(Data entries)
········

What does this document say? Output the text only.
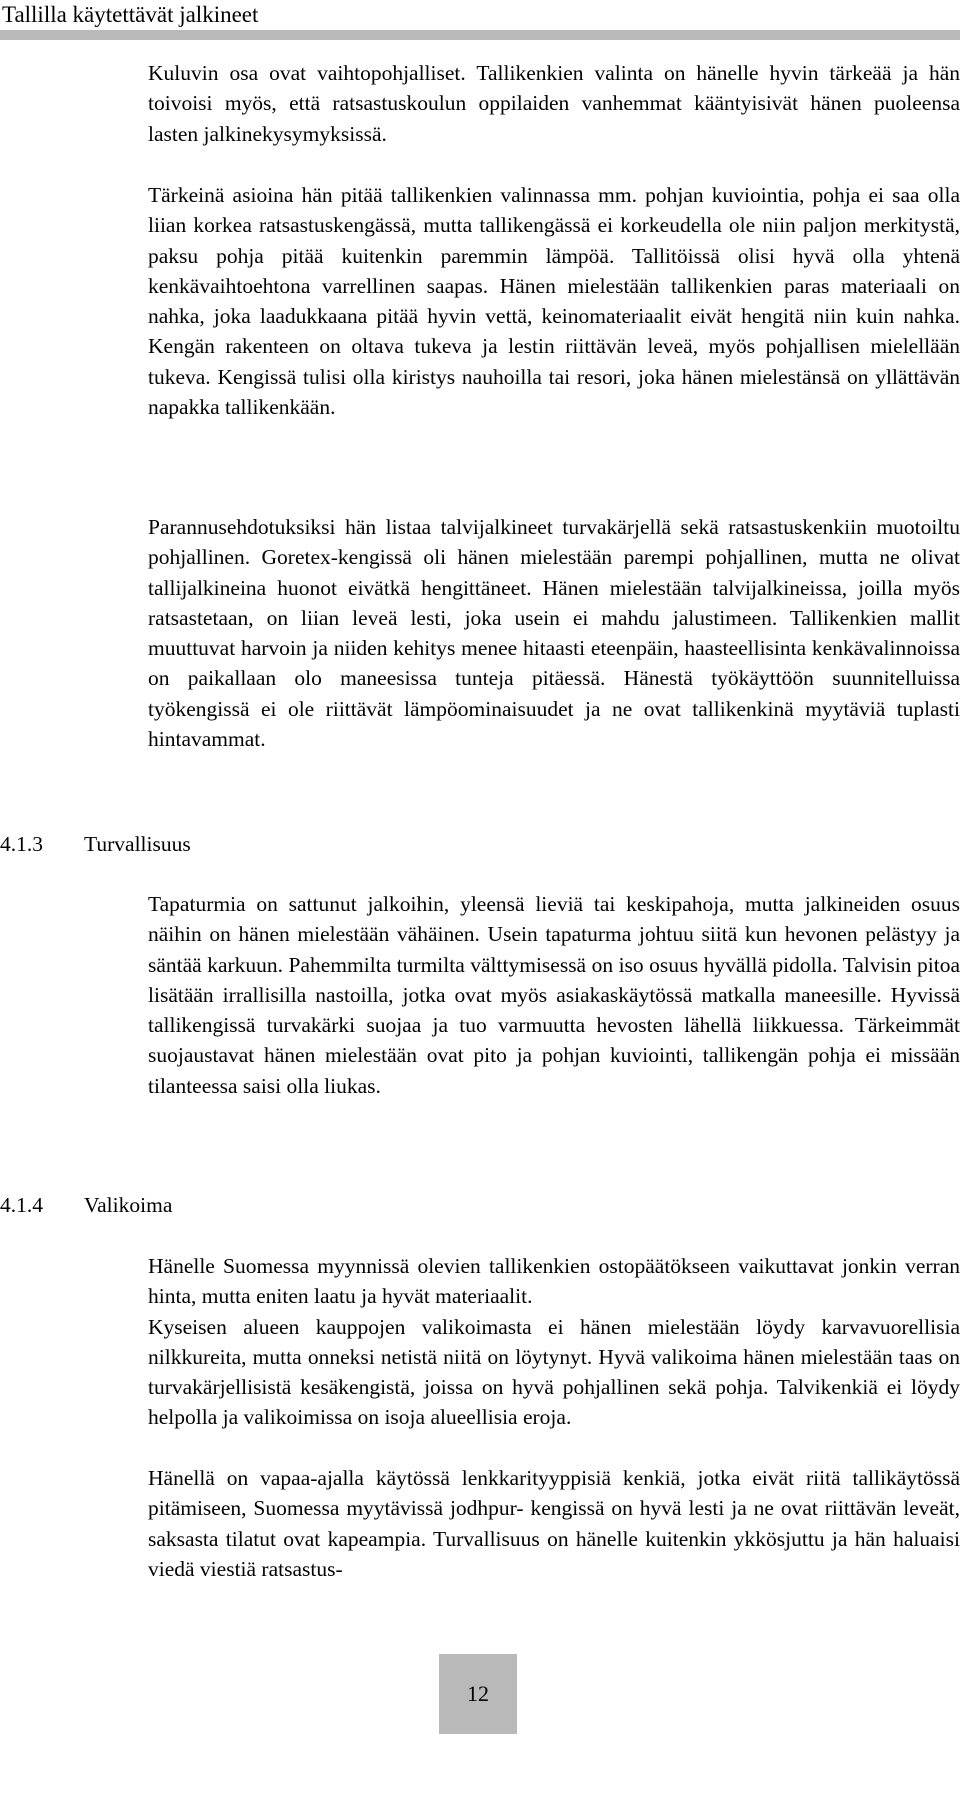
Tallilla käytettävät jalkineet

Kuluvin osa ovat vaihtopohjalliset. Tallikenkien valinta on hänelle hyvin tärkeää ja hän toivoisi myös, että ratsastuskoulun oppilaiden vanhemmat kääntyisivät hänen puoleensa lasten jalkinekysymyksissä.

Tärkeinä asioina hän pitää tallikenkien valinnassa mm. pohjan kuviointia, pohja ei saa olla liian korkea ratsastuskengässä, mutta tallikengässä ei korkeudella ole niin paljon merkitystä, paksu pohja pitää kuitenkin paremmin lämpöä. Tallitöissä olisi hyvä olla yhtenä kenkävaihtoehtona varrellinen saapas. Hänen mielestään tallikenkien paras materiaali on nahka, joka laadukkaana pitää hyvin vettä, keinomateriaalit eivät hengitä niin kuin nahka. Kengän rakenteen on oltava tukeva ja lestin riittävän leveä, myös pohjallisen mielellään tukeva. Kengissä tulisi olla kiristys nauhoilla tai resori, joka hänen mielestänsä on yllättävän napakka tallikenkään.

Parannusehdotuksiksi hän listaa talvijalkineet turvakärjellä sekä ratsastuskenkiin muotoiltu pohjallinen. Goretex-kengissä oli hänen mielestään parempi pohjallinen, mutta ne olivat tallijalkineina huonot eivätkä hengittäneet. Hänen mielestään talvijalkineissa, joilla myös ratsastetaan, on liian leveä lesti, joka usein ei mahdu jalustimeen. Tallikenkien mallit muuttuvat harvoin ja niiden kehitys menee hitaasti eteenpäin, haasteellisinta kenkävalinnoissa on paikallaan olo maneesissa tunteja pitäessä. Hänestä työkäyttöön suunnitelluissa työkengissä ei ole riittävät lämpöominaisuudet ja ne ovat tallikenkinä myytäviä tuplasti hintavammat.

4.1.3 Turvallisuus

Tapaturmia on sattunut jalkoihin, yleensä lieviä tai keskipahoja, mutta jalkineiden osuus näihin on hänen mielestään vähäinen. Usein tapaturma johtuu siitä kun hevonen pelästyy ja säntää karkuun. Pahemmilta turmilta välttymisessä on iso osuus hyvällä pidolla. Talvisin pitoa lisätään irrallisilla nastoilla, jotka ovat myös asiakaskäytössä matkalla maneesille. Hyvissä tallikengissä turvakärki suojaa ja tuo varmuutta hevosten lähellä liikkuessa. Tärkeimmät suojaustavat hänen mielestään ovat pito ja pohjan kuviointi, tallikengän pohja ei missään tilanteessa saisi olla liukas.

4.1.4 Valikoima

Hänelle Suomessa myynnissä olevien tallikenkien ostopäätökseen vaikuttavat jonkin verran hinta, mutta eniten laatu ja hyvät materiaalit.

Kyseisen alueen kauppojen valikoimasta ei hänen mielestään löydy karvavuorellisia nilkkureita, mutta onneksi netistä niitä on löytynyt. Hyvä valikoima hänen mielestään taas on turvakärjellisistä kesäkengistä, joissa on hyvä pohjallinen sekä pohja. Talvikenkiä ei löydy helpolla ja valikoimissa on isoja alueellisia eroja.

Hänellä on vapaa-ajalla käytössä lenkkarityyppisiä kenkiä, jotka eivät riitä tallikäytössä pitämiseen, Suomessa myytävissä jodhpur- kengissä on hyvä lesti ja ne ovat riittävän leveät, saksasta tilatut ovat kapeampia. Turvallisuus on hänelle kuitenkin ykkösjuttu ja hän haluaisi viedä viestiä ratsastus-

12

········

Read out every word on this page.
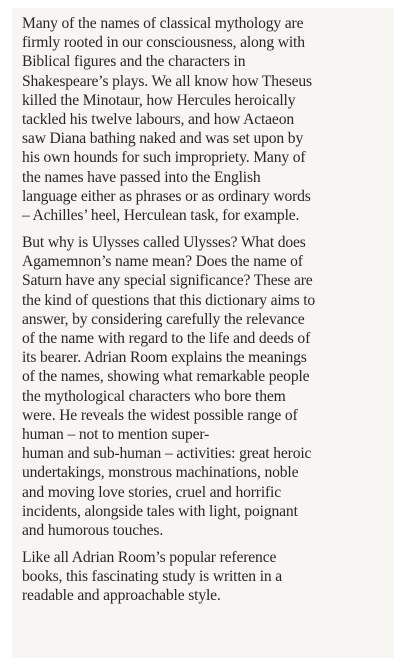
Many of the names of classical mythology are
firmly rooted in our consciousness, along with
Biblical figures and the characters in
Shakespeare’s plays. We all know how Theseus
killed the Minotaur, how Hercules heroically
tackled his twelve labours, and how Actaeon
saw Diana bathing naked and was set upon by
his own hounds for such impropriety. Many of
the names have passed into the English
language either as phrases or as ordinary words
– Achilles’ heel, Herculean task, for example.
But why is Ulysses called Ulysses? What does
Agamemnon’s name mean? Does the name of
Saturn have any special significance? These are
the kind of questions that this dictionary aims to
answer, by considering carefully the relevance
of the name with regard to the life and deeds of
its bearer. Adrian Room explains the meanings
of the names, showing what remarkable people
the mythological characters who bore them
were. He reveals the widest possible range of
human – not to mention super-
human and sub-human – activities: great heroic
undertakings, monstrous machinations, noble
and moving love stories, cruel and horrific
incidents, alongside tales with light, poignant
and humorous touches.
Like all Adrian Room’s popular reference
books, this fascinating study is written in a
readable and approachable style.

········

Stated exercise
Find the word "sekä" in the data and show each line that holds it.

Answer for the task
Parannusehdotuksiksi hän listaa talvijalkineet turvakärjellä sekä ratsastuskenkiin muotoiltu pohjallinen. Goretex-kengissä oli hänen mielestään parempi pohjallinen, mutta ne olivat tallijalkineina huonot eivätkä hengittäneet. Hänen mielestään talvijalkineissa, joilla myös ratsastetaan, on liian leveä lesti, joka usein ei mahdu jalustimeen. Tallikenkien mallit muuttuvat harvoin ja niiden kehitys menee hitaasti eteenpäin, haasteellisinta kenkävalinnoissa on paikallaan olo maneesissa tunteja pitäessä. Hänestä työkäyttöön suunnitelluissa työkengissä ei ole riittävät lämpöominaisuudet ja ne ovat tallikenkinä myytäviä tuplasti hintavammat.
Kyseisen alueen kauppojen valikoimasta ei hänen mielestään löydy karvavuorellisia nilkkureita, mutta onneksi netistä niitä on löytynyt. Hyvä valikoima hänen mielestään taas on turvakärjellisistä kesäkengistä, joissa on hyvä pohjallinen sekä pohja. Talvikenkiä ei löydy helpolla ja valikoimissa on isoja alueellisia eroja.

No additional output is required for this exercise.